Set task: Find the lines that hold the word "Softpedia" and return them.

***** Exercise materials *****

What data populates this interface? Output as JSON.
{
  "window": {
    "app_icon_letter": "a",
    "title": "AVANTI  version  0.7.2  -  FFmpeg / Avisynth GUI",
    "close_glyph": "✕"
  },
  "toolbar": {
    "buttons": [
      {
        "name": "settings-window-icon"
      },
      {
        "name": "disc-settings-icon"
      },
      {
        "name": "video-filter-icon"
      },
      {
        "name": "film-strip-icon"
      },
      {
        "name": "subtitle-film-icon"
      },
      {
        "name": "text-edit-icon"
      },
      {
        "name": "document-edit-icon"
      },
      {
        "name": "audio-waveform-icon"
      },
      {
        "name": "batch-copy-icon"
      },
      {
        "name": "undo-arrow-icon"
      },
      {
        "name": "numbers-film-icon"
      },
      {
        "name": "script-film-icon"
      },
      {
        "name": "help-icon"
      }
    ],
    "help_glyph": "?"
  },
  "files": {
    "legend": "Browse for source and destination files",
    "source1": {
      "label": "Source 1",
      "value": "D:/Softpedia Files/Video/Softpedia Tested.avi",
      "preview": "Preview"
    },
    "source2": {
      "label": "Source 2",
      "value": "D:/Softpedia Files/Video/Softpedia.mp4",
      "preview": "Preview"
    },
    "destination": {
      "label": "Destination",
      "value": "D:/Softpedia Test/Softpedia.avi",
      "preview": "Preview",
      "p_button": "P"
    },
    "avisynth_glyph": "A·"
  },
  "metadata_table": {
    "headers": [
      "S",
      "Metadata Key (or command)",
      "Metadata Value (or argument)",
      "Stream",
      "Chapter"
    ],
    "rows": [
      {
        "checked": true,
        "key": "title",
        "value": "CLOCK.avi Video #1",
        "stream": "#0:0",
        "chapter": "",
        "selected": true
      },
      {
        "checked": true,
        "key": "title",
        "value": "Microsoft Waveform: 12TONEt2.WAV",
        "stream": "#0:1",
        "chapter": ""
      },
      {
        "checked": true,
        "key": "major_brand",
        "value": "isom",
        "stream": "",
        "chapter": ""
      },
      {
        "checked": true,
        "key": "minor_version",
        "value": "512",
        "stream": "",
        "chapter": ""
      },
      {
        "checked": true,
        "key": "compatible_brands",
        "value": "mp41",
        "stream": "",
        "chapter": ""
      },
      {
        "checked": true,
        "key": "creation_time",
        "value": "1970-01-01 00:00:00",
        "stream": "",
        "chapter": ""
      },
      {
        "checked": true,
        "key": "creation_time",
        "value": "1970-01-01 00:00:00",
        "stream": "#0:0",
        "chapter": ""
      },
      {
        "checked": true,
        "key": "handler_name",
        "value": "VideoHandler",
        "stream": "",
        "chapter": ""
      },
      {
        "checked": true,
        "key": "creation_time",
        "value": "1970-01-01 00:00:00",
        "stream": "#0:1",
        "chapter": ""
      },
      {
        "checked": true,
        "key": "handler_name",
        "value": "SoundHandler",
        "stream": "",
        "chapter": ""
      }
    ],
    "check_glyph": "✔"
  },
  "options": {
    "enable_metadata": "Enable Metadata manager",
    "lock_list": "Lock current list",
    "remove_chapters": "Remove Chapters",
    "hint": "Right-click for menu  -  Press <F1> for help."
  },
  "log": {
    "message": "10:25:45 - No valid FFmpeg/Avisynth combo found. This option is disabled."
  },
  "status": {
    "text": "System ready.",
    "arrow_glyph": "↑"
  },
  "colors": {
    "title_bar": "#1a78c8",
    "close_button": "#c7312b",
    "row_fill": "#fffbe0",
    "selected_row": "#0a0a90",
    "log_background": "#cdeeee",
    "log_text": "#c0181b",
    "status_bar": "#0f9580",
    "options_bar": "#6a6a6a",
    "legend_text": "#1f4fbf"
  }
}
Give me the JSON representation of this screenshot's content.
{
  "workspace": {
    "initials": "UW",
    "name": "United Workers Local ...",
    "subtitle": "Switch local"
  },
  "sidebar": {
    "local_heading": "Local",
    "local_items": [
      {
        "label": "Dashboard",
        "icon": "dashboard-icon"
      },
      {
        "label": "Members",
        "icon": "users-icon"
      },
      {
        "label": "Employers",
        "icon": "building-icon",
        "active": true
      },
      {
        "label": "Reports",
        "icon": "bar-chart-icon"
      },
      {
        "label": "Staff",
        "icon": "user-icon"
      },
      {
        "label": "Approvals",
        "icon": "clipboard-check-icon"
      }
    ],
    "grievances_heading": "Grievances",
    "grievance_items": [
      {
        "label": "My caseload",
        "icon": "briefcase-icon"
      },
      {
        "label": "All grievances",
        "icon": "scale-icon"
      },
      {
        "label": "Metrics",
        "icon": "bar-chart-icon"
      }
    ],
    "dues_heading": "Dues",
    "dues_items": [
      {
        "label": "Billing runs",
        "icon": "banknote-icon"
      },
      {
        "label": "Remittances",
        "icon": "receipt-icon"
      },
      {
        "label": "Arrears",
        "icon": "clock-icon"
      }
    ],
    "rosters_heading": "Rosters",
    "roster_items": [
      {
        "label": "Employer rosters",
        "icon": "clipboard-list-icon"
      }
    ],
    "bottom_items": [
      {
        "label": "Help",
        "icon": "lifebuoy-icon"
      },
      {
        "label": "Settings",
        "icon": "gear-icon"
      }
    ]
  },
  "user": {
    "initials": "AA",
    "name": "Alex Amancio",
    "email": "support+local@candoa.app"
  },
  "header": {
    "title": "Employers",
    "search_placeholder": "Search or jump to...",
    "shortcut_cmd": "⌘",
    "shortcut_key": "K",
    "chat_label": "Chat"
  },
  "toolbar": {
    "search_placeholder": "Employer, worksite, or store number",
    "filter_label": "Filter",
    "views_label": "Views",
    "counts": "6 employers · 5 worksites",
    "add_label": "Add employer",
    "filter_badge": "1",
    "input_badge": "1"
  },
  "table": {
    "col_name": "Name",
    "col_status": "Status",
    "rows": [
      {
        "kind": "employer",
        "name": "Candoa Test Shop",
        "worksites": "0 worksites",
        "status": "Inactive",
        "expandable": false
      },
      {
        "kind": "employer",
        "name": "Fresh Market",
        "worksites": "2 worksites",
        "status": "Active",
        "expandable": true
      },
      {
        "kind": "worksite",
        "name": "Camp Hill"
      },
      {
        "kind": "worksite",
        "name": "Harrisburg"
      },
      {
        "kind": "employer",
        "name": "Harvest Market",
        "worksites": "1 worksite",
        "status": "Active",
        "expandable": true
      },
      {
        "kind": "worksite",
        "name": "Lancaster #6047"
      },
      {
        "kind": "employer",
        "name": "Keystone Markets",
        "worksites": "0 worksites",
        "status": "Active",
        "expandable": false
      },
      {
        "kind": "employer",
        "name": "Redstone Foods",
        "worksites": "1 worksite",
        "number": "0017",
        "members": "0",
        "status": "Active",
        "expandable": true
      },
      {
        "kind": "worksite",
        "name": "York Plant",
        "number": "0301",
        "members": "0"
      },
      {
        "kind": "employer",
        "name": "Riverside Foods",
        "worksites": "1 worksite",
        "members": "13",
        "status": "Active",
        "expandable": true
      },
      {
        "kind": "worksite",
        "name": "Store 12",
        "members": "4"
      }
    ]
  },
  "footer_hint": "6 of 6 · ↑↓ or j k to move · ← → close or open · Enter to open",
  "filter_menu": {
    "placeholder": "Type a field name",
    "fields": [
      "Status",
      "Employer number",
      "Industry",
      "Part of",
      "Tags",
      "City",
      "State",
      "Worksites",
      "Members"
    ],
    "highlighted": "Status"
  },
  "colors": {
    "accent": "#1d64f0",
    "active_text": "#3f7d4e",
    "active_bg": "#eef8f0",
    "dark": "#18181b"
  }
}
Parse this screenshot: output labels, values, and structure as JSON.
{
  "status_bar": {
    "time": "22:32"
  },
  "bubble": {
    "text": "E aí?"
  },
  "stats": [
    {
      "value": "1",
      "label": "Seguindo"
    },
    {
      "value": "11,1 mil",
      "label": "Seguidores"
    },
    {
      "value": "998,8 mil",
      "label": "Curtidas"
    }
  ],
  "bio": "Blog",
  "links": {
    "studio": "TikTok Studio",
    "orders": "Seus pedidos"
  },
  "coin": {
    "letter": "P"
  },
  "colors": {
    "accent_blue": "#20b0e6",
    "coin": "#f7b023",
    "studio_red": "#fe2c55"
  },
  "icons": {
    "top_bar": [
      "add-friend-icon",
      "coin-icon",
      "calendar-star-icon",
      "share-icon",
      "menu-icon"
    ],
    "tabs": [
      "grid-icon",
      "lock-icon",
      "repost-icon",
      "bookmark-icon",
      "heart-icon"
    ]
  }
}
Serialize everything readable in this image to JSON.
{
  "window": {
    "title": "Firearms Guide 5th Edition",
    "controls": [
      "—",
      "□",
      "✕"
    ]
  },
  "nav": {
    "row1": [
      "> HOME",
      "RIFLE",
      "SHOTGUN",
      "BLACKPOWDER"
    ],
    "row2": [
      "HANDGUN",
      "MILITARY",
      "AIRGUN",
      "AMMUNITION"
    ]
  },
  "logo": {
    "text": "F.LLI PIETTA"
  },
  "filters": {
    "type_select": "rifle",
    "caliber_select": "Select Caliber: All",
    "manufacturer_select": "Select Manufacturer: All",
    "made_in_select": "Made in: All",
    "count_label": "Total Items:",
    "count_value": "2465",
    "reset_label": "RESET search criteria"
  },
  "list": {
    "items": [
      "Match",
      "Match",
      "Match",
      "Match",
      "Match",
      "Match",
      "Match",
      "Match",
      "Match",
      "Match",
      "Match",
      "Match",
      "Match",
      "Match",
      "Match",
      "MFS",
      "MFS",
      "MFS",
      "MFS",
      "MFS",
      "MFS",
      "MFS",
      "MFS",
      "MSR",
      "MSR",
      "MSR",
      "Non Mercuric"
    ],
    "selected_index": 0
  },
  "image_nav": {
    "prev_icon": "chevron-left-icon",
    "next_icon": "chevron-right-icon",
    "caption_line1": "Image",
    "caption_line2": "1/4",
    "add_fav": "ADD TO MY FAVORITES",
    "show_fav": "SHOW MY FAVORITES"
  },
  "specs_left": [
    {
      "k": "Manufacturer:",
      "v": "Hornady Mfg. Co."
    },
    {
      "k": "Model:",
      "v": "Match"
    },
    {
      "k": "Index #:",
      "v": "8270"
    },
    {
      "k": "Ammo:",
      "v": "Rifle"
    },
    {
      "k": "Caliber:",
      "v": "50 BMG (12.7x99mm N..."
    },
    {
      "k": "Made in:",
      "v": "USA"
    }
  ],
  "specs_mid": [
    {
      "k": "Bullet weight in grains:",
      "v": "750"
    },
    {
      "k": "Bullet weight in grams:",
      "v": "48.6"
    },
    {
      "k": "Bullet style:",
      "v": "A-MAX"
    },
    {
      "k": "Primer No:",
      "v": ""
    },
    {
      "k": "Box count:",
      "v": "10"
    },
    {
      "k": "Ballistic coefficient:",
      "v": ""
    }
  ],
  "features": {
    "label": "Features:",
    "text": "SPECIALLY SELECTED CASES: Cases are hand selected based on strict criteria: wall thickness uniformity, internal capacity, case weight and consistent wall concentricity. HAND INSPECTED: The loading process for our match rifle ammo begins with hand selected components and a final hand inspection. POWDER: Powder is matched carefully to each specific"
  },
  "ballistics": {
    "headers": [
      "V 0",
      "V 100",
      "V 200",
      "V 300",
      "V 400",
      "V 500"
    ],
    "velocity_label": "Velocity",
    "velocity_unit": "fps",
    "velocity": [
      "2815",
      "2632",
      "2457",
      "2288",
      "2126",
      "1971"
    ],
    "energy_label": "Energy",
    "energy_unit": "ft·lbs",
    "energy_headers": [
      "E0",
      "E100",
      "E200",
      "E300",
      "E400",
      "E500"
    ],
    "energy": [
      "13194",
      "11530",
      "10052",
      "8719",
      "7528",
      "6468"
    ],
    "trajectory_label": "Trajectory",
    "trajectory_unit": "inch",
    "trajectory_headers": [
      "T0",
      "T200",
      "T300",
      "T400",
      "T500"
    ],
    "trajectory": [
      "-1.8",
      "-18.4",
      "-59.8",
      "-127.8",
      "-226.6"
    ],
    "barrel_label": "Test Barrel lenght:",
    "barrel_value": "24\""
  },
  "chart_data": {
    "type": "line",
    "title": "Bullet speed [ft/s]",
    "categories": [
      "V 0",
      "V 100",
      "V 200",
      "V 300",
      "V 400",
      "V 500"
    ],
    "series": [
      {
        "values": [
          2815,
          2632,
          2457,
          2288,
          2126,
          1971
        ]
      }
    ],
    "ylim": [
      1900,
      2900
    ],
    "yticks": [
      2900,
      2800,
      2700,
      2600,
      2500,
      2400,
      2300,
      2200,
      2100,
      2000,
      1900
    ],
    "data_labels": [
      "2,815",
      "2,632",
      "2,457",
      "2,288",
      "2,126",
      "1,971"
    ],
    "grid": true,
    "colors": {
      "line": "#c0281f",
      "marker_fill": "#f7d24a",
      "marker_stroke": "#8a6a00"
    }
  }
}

*****

Expected answer:
      "value": "D:/Softpedia Files/Video/Softpedia Tested.avi",
      "value": "D:/Softpedia Files/Video/Softpedia.mp4",
      "value": "D:/Softpedia Test/Softpedia.avi",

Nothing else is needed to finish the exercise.